RECORD LIST ::
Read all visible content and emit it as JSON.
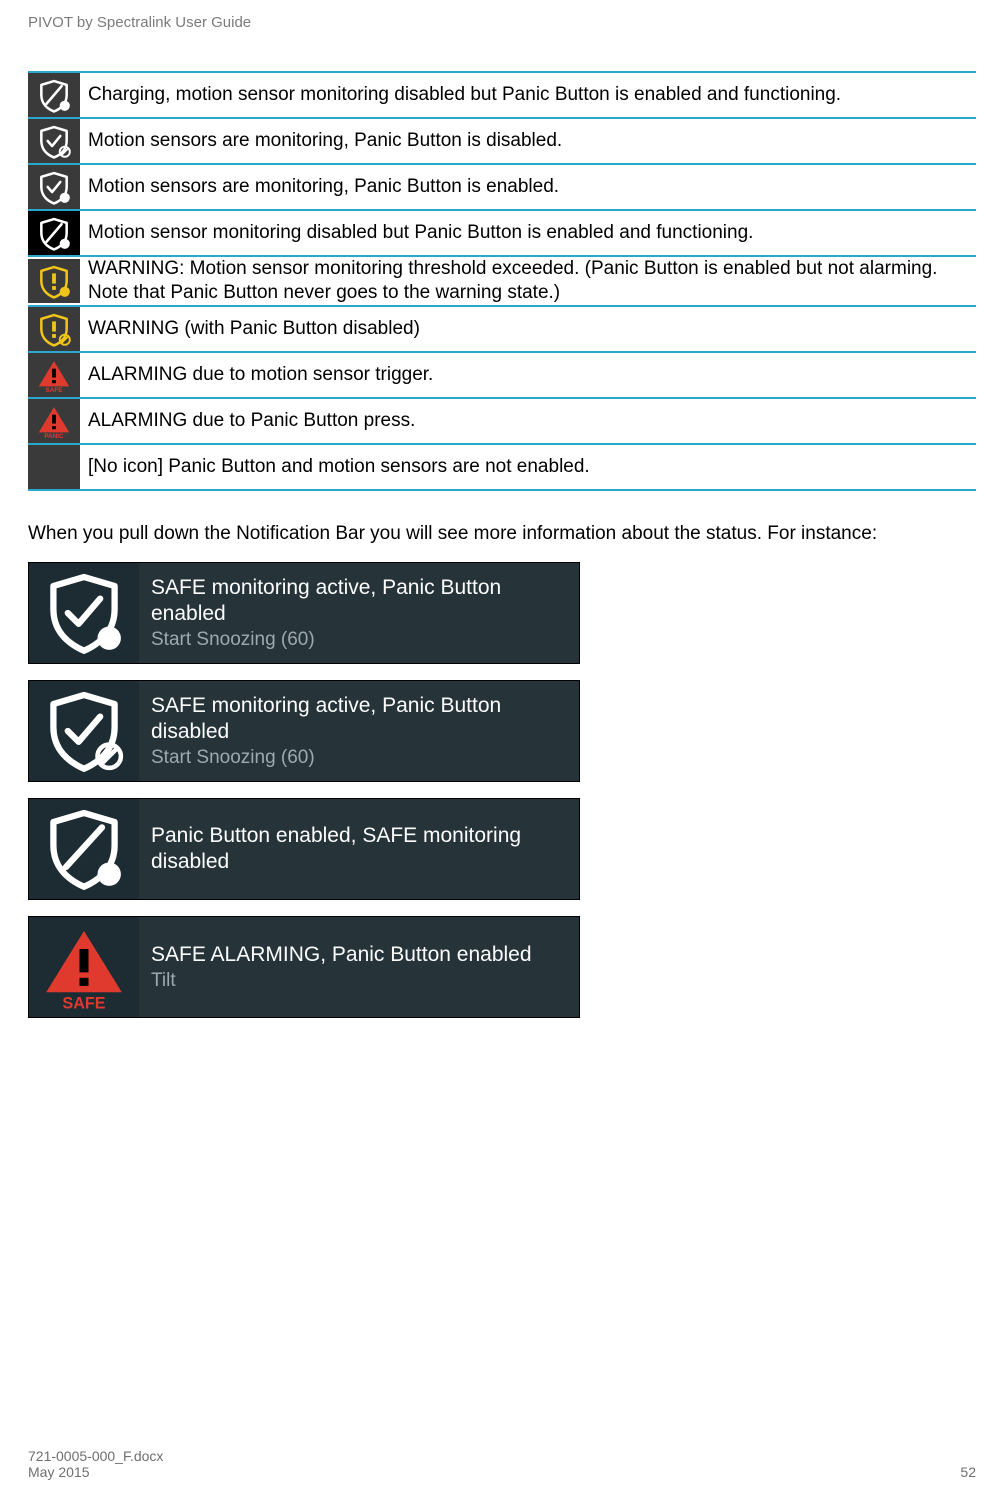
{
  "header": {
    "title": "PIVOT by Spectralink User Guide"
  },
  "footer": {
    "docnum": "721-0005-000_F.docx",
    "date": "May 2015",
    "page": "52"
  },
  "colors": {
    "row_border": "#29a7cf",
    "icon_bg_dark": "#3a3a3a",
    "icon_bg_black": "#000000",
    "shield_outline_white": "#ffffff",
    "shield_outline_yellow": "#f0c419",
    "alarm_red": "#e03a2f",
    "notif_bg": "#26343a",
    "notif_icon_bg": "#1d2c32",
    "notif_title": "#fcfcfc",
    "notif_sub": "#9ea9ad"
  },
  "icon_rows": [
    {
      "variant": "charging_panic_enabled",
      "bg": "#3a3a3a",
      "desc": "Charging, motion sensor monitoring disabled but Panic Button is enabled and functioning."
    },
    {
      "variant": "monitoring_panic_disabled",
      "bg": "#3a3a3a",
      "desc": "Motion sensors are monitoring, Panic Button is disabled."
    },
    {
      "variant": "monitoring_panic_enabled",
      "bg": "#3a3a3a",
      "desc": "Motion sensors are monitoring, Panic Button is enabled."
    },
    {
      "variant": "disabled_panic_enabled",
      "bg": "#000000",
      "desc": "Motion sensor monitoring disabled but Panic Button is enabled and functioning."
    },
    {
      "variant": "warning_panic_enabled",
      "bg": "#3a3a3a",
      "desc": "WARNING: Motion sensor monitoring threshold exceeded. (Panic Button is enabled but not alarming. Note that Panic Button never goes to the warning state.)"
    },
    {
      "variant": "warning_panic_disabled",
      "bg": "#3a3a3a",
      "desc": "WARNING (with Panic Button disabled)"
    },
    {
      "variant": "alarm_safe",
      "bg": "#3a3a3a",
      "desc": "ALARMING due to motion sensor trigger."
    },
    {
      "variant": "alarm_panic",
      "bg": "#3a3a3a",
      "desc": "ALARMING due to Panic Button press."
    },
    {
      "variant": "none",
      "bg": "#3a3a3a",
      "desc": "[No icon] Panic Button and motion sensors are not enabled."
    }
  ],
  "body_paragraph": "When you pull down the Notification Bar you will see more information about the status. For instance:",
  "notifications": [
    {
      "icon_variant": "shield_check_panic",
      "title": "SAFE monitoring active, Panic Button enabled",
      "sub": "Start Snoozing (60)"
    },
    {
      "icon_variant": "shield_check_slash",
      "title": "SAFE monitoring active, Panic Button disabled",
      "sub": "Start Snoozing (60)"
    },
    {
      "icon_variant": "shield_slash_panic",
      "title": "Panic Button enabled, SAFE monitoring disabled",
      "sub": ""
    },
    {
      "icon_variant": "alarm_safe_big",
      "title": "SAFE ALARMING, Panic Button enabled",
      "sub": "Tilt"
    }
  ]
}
* * *
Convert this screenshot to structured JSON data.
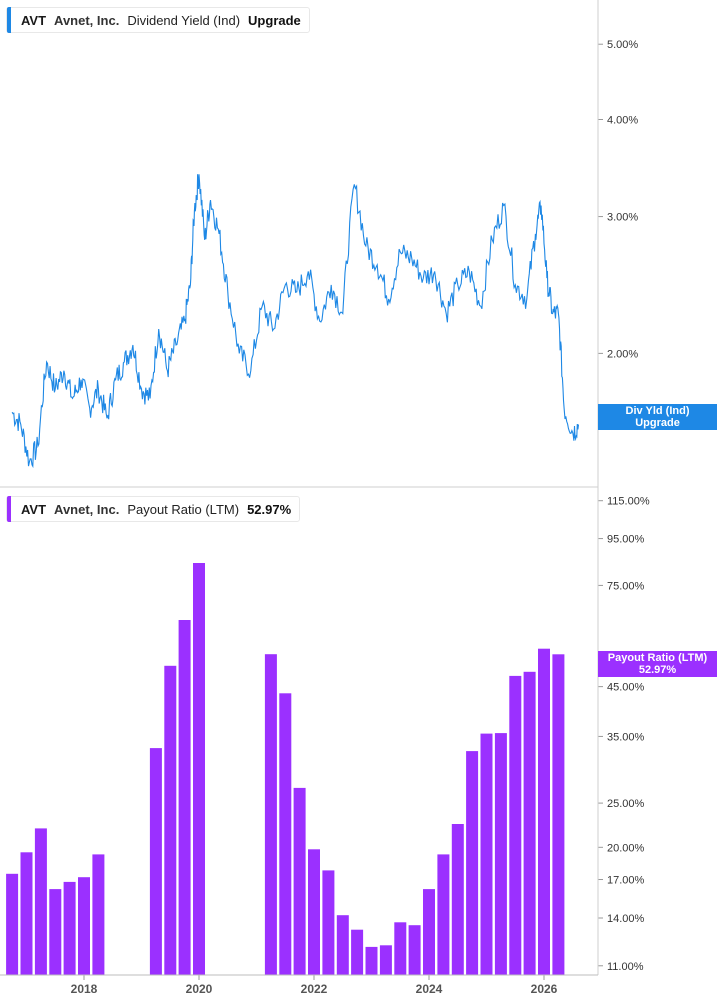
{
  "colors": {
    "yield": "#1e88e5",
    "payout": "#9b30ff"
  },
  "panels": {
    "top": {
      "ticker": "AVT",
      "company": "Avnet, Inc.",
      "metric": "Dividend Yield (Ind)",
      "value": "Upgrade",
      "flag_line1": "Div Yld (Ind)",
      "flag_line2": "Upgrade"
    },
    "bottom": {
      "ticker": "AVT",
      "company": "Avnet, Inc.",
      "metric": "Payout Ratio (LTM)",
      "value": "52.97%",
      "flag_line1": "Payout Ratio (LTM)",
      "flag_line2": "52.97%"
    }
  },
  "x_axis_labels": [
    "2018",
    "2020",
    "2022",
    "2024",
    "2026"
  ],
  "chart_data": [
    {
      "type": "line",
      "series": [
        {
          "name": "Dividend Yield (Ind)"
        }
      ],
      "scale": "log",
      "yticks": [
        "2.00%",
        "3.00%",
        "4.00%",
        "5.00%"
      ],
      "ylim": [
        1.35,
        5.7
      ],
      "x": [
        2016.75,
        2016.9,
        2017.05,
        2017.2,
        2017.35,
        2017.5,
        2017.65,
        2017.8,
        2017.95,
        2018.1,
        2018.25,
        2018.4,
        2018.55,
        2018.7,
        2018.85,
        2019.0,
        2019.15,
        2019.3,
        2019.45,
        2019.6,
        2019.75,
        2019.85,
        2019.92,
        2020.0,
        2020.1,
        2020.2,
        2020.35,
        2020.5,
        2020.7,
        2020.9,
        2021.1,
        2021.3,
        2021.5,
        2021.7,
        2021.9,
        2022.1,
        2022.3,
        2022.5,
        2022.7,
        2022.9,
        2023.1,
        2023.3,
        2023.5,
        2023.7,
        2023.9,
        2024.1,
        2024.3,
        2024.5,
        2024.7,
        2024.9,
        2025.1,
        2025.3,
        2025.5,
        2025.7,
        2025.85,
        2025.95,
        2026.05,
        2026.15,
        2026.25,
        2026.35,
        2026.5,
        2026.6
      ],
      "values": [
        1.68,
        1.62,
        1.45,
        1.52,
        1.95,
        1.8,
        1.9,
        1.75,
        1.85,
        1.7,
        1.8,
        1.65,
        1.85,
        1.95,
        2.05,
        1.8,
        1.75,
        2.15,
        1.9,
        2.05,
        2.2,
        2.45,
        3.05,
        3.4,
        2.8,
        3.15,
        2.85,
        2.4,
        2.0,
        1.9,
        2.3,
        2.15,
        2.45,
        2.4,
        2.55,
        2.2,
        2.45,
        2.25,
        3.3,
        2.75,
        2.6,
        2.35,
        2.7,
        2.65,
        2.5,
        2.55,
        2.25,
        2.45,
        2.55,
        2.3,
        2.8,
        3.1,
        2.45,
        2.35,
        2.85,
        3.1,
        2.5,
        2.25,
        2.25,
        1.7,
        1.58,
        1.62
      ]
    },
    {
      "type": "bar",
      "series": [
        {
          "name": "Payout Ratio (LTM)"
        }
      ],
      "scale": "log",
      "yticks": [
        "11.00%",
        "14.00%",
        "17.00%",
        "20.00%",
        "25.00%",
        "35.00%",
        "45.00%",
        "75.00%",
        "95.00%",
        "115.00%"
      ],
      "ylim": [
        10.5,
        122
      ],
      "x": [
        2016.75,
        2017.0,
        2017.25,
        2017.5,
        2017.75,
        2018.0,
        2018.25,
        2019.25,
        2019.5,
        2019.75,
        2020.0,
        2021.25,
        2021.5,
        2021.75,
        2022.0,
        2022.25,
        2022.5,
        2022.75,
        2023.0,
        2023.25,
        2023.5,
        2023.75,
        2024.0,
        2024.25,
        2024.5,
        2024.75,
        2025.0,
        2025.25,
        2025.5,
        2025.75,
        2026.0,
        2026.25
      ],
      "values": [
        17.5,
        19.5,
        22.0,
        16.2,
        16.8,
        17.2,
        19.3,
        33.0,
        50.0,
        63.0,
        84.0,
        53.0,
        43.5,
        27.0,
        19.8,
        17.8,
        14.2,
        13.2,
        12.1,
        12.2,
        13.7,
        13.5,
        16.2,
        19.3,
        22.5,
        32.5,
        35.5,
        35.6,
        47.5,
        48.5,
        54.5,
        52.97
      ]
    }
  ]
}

OBJECTIVE ::
Extract all lines of the records above that include "name".

RESPONSE ::
          "name": "Dividend Yield (Ind)"
          "name": "Payout Ratio (LTM)"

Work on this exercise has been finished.